(What the task asks) Copy the items from the start through the line containing "significance-letter: ab: [1058, 454, 1078, 474]", with both ends included. Keep every line unchanged and include nothing after that line.

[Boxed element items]
• • • •
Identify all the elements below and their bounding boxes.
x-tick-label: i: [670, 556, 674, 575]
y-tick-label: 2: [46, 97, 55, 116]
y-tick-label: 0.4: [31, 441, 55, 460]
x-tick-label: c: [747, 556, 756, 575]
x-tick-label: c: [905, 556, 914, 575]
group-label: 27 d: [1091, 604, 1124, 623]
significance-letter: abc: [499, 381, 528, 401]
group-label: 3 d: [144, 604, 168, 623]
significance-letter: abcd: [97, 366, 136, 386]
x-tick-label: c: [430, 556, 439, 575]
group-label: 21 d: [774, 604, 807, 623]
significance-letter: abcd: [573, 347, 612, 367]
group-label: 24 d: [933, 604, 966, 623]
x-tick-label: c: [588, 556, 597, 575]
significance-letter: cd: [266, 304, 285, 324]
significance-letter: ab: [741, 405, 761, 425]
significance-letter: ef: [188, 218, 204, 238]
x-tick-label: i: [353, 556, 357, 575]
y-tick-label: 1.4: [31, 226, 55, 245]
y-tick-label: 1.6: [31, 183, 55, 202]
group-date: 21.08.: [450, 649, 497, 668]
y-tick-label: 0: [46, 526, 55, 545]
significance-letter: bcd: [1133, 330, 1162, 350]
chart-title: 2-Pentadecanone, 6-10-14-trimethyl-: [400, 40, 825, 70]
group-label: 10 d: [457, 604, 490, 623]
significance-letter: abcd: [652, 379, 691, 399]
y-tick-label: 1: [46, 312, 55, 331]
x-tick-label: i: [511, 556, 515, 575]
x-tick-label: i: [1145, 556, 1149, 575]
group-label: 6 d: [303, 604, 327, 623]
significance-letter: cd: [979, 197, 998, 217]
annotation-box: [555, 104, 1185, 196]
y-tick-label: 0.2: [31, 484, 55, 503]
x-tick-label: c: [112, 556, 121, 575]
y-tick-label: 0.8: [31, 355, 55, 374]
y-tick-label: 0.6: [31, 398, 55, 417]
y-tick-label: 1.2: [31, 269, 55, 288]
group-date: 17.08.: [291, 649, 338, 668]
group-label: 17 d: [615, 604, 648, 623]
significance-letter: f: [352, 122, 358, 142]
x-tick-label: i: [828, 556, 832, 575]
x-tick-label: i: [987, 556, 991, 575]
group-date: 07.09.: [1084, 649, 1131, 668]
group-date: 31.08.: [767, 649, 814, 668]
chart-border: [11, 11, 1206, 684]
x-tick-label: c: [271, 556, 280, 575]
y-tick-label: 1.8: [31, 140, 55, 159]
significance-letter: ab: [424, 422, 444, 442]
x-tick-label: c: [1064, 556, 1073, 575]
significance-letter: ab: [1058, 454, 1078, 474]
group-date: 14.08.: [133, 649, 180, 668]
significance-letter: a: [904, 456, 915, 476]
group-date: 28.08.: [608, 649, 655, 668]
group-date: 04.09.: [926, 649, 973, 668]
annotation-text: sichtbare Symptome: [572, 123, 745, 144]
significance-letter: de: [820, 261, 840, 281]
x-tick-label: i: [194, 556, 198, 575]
• • • •
(Result of the exercise)
Identify all the elements below and their bounding boxes.
x-tick-label: i: [670, 556, 674, 575]
y-tick-label: 2: [46, 97, 55, 116]
y-tick-label: 0.4: [31, 441, 55, 460]
x-tick-label: c: [747, 556, 756, 575]
x-tick-label: c: [905, 556, 914, 575]
group-label: 27 d: [1091, 604, 1124, 623]
significance-letter: abc: [499, 381, 528, 401]
group-label: 3 d: [144, 604, 168, 623]
significance-letter: abcd: [97, 366, 136, 386]
x-tick-label: c: [430, 556, 439, 575]
group-label: 21 d: [774, 604, 807, 623]
significance-letter: abcd: [573, 347, 612, 367]
group-label: 24 d: [933, 604, 966, 623]
x-tick-label: c: [588, 556, 597, 575]
significance-letter: cd: [266, 304, 285, 324]
significance-letter: ab: [741, 405, 761, 425]
significance-letter: ef: [188, 218, 204, 238]
x-tick-label: i: [353, 556, 357, 575]
y-tick-label: 1.4: [31, 226, 55, 245]
y-tick-label: 1.6: [31, 183, 55, 202]
group-date: 21.08.: [450, 649, 497, 668]
y-tick-label: 0: [46, 526, 55, 545]
significance-letter: bcd: [1133, 330, 1162, 350]
chart-title: 2-Pentadecanone, 6-10-14-trimethyl-: [400, 40, 825, 70]
group-label: 10 d: [457, 604, 490, 623]
significance-letter: abcd: [652, 379, 691, 399]
y-tick-label: 1: [46, 312, 55, 331]
x-tick-label: i: [511, 556, 515, 575]
x-tick-label: i: [1145, 556, 1149, 575]
group-label: 6 d: [303, 604, 327, 623]
significance-letter: cd: [979, 197, 998, 217]
annotation-box: [555, 104, 1185, 196]
y-tick-label: 0.2: [31, 484, 55, 503]
x-tick-label: c: [112, 556, 121, 575]
y-tick-label: 0.8: [31, 355, 55, 374]
y-tick-label: 0.6: [31, 398, 55, 417]
y-tick-label: 1.2: [31, 269, 55, 288]
group-date: 17.08.: [291, 649, 338, 668]
group-label: 17 d: [615, 604, 648, 623]
significance-letter: f: [352, 122, 358, 142]
x-tick-label: i: [828, 556, 832, 575]
x-tick-label: i: [987, 556, 991, 575]
group-date: 07.09.: [1084, 649, 1131, 668]
group-date: 31.08.: [767, 649, 814, 668]
chart-border: [11, 11, 1206, 684]
x-tick-label: c: [271, 556, 280, 575]
y-tick-label: 1.8: [31, 140, 55, 159]
significance-letter: ab: [424, 422, 444, 442]
x-tick-label: c: [1064, 556, 1073, 575]
significance-letter: ab: [1058, 454, 1078, 474]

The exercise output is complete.